| EXERCISE REQUIREMENTS |
Repeat the data below exactly, dropping any pictures it holds.
Start of EXERCISE DATA
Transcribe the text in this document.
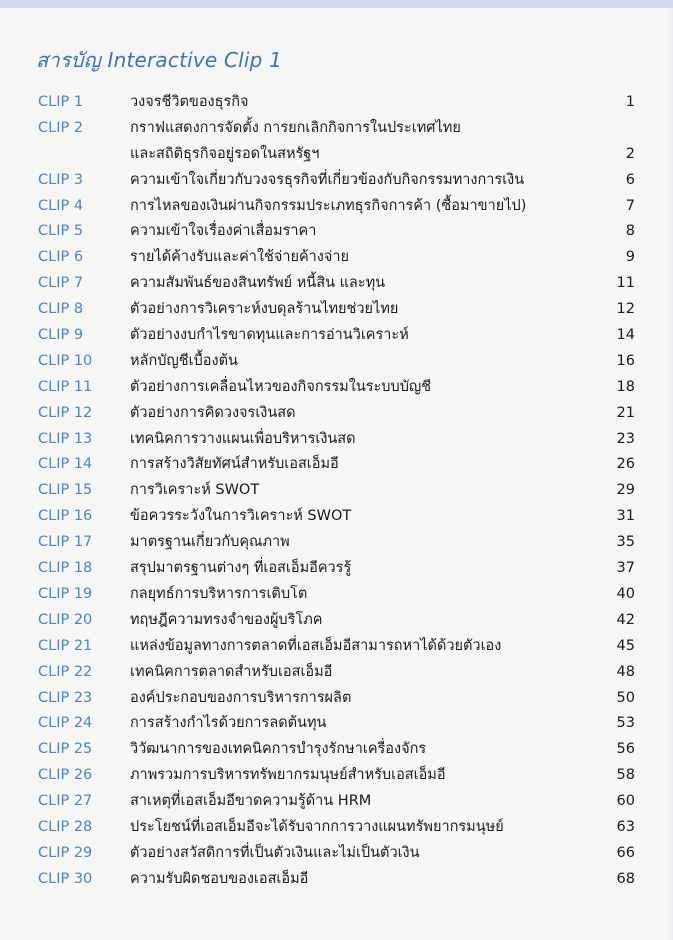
สารบัญ Interactive Clip 1
CLIP 1	วงจรชีวิตของธุรกิจ	1
CLIP 2	กราฟแสดงการจัดตั้ง การยกเลิกกิจการในประเทศไทย
และสถิติธุรกิจอยู่รอดในสหรัฐฯ	2
CLIP 3	ความเข้าใจเกี่ยวกับวงจรธุรกิจที่เกี่ยวข้องกับกิจกรรมทางการเงิน	6
CLIP 4	การไหลของเงินผ่านกิจกรรมประเภทธุรกิจการค้า (ซื้อมาขายไป)	7
CLIP 5	ความเข้าใจเรื่องค่าเสื่อมราคา	8
CLIP 6	รายได้ค้างรับและค่าใช้จ่ายค้างจ่าย	9
CLIP 7	ความสัมพันธ์ของสินทรัพย์ หนี้สิน และทุน	11
CLIP 8	ตัวอย่างการวิเคราะห์งบดุลร้านไทยช่วยไทย	12
CLIP 9	ตัวอย่างงบกำไรขาดทุนและการอ่านวิเคราะห์	14
CLIP 10	หลักบัญชีเบื้องต้น	16
CLIP 11	ตัวอย่างการเคลื่อนไหวของกิจกรรมในระบบบัญชี	18
CLIP 12	ตัวอย่างการคิดวงจรเงินสด	21
CLIP 13	เทคนิคการวางแผนเพื่อบริหารเงินสด	23
CLIP 14	การสร้างวิสัยทัศน์สำหรับเอสเอ็มอี	26
CLIP 15	การวิเคราะห์ SWOT	29
CLIP 16	ข้อควรระวังในการวิเคราะห์ SWOT	31
CLIP 17	มาตรฐานเกี่ยวกับคุณภาพ	35
CLIP 18	สรุปมาตรฐานต่างๆ ที่เอสเอ็มอีควรรู้	37
CLIP 19	กลยุทธ์การบริหารการเติบโต	40
CLIP 20	ทฤษฎีความทรงจำของผู้บริโภค	42
CLIP 21	แหล่งข้อมูลทางการตลาดที่เอสเอ็มอีสามารถหาได้ด้วยตัวเอง	45
CLIP 22	เทคนิคการตลาดสำหรับเอสเอ็มอี	48
CLIP 23	องค์ประกอบของการบริหารการผลิต	50
CLIP 24	การสร้างกำไรด้วยการลดต้นทุน	53
CLIP 25	วิวัฒนาการของเทคนิคการบำรุงรักษาเครื่องจักร	56
CLIP 26	ภาพรวมการบริหารทรัพยากรมนุษย์สำหรับเอสเอ็มอี	58
CLIP 27	สาเหตุที่เอสเอ็มอีขาดความรู้ด้าน HRM	60
CLIP 28	ประโยชน์ที่เอสเอ็มอีจะได้รับจากการวางแผนทรัพยากรมนุษย์	63
CLIP 29	ตัวอย่างสวัสดิการที่เป็นตัวเงินและไม่เป็นตัวเงิน	66
CLIP 30	ความรับผิดชอบของเอสเอ็มอี	68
End of EXERCISE DATA
| TASK OUTPUT |
Transcribe the text in this document.
สารบัญ Interactive Clip 1
CLIP 1	วงจรชีวิตของธุรกิจ	1
CLIP 2	กราฟแสดงการจัดตั้ง การยกเลิกกิจการในประเทศไทย
และสถิติธุรกิจอยู่รอดในสหรัฐฯ	2
CLIP 3	ความเข้าใจเกี่ยวกับวงจรธุรกิจที่เกี่ยวข้องกับกิจกรรมทางการเงิน	6
CLIP 4	การไหลของเงินผ่านกิจกรรมประเภทธุรกิจการค้า (ซื้อมาขายไป)	7
CLIP 5	ความเข้าใจเรื่องค่าเสื่อมราคา	8
CLIP 6	รายได้ค้างรับและค่าใช้จ่ายค้างจ่าย	9
CLIP 7	ความสัมพันธ์ของสินทรัพย์ หนี้สิน และทุน	11
CLIP 8	ตัวอย่างการวิเคราะห์งบดุลร้านไทยช่วยไทย	12
CLIP 9	ตัวอย่างงบกำไรขาดทุนและการอ่านวิเคราะห์	14
CLIP 10	หลักบัญชีเบื้องต้น	16
CLIP 11	ตัวอย่างการเคลื่อนไหวของกิจกรรมในระบบบัญชี	18
CLIP 12	ตัวอย่างการคิดวงจรเงินสด	21
CLIP 13	เทคนิคการวางแผนเพื่อบริหารเงินสด	23
CLIP 14	การสร้างวิสัยทัศน์สำหรับเอสเอ็มอี	26
CLIP 15	การวิเคราะห์ SWOT	29
CLIP 16	ข้อควรระวังในการวิเคราะห์ SWOT	31
CLIP 17	มาตรฐานเกี่ยวกับคุณภาพ	35
CLIP 18	สรุปมาตรฐานต่างๆ ที่เอสเอ็มอีควรรู้	37
CLIP 19	กลยุทธ์การบริหารการเติบโต	40
CLIP 20	ทฤษฎีความทรงจำของผู้บริโภค	42
CLIP 21	แหล่งข้อมูลทางการตลาดที่เอสเอ็มอีสามารถหาได้ด้วยตัวเอง	45
CLIP 22	เทคนิคการตลาดสำหรับเอสเอ็มอี	48
CLIP 23	องค์ประกอบของการบริหารการผลิต	50
CLIP 24	การสร้างกำไรด้วยการลดต้นทุน	53
CLIP 25	วิวัฒนาการของเทคนิคการบำรุงรักษาเครื่องจักร	56
CLIP 26	ภาพรวมการบริหารทรัพยากรมนุษย์สำหรับเอสเอ็มอี	58
CLIP 27	สาเหตุที่เอสเอ็มอีขาดความรู้ด้าน HRM	60
CLIP 28	ประโยชน์ที่เอสเอ็มอีจะได้รับจากการวางแผนทรัพยากรมนุษย์	63
CLIP 29	ตัวอย่างสวัสดิการที่เป็นตัวเงินและไม่เป็นตัวเงิน	66
CLIP 30	ความรับผิดชอบของเอสเอ็มอี	68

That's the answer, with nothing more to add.